**Task objective:** Show only lines that include "text".

**Extracted material:**
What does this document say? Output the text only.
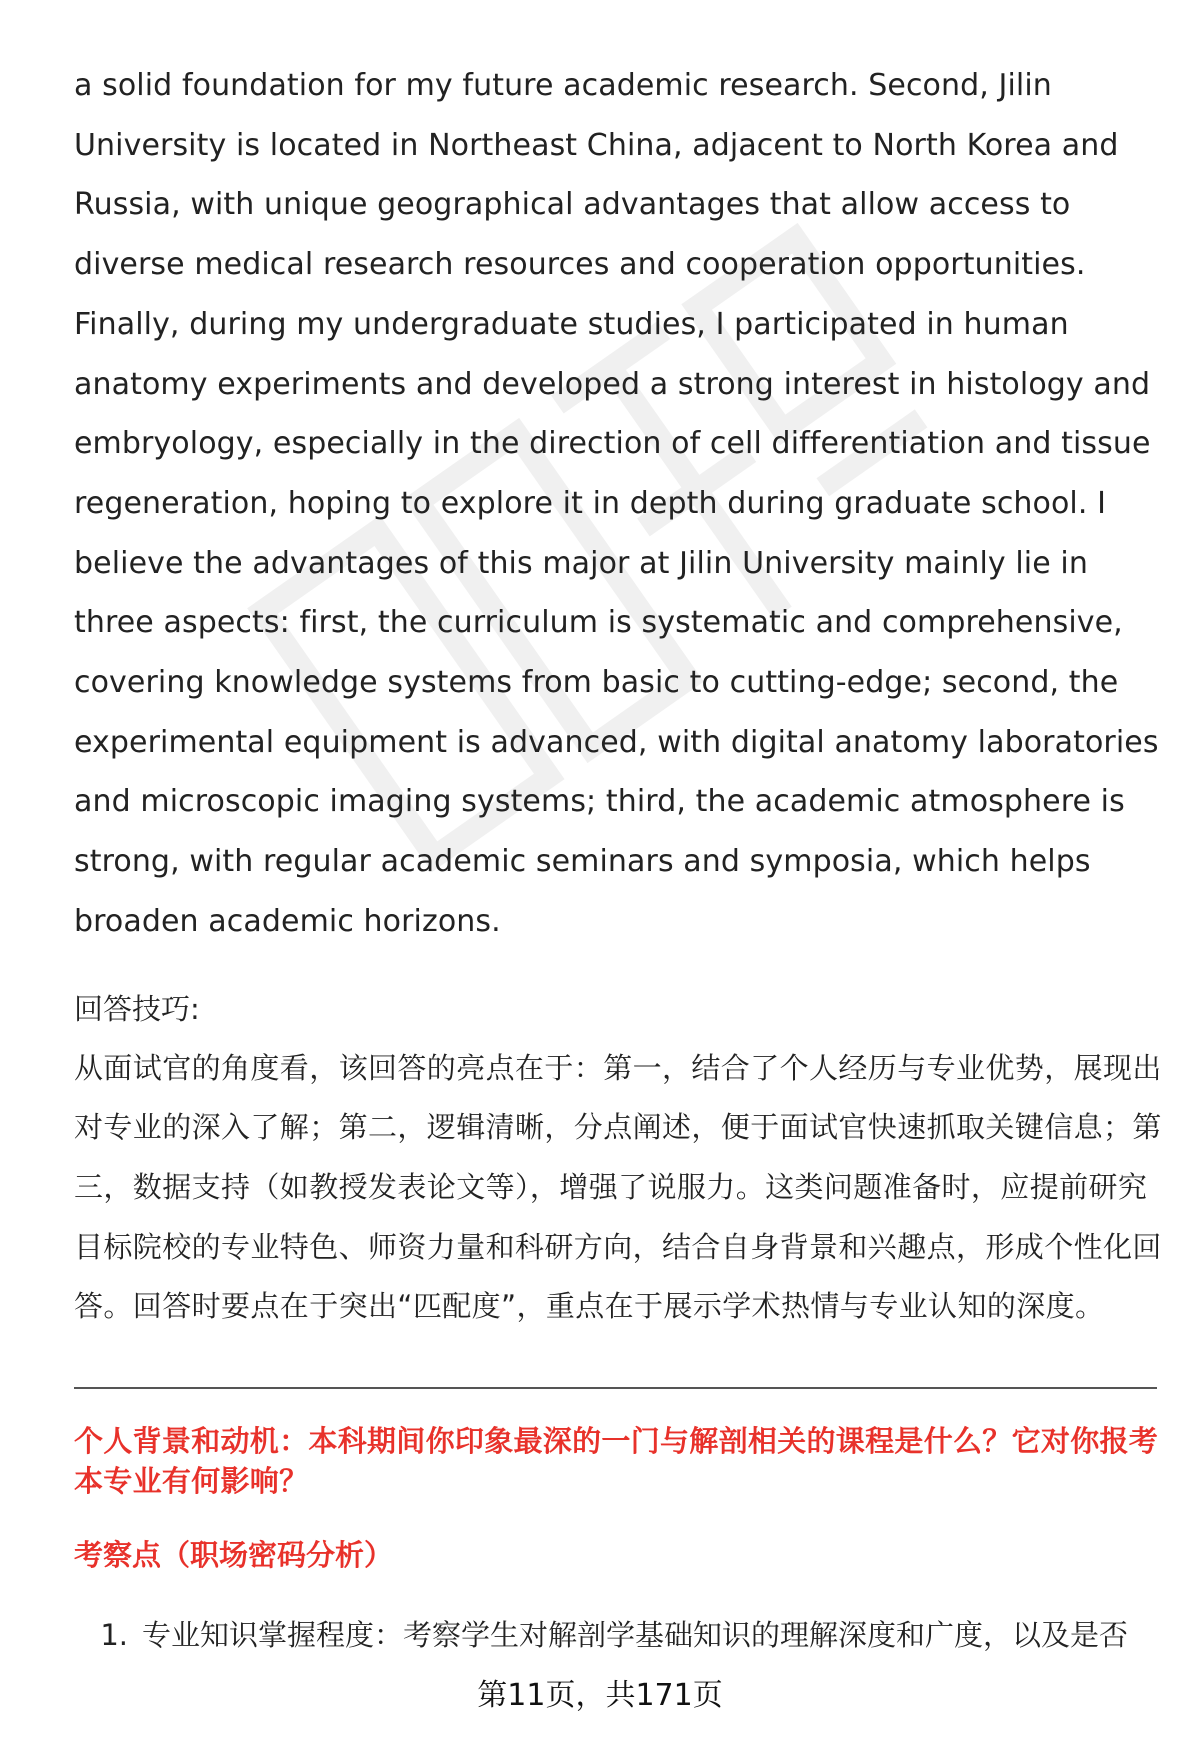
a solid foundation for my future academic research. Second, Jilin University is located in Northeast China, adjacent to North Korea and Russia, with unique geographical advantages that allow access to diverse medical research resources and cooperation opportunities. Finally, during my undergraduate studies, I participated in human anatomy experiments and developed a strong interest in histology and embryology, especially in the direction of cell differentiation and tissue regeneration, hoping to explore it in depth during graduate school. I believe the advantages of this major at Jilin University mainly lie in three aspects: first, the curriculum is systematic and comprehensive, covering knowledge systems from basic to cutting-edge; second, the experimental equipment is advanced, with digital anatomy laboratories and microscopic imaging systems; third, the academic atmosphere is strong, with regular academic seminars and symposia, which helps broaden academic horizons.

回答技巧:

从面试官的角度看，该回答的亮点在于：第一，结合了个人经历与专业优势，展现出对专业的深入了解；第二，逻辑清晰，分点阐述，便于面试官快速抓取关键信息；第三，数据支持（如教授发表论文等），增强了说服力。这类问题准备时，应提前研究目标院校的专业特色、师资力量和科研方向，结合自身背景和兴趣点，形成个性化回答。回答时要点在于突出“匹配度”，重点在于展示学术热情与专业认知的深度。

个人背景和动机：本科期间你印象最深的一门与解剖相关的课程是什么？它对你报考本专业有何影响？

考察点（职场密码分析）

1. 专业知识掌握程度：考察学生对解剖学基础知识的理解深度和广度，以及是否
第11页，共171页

==

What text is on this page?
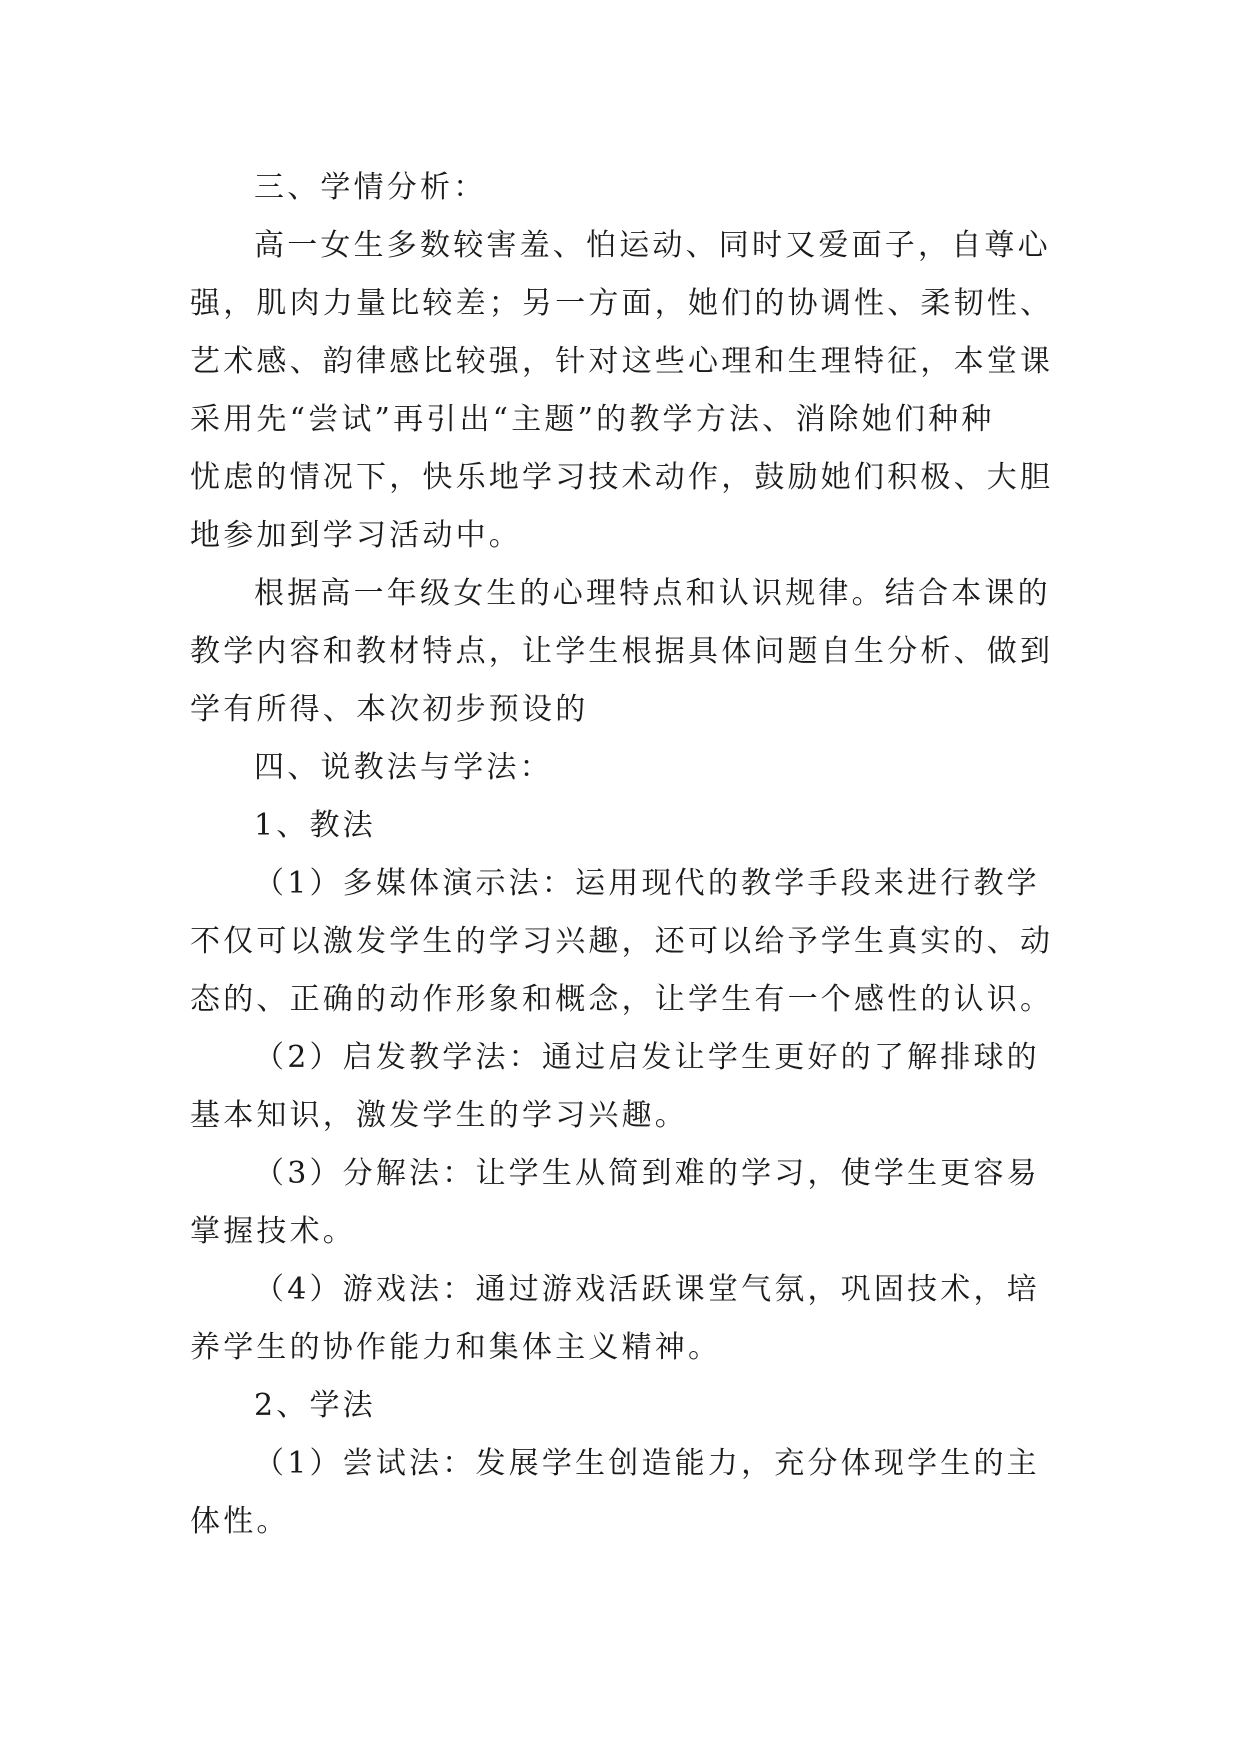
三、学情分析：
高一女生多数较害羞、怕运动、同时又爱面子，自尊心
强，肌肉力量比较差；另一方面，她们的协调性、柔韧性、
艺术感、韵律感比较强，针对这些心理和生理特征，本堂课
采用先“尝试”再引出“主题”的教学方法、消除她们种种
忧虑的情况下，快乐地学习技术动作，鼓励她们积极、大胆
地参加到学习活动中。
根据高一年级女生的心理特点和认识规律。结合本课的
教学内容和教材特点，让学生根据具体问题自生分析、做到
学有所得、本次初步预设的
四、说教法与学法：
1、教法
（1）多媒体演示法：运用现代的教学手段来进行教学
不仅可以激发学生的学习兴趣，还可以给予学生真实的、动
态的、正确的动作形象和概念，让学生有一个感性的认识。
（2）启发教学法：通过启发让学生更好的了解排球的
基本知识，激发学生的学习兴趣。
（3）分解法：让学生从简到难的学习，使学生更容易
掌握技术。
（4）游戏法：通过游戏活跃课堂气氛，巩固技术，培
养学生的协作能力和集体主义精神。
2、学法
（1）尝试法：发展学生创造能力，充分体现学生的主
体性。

**Output of the task:**
What does this document say? Output the text only.
What text is on this page?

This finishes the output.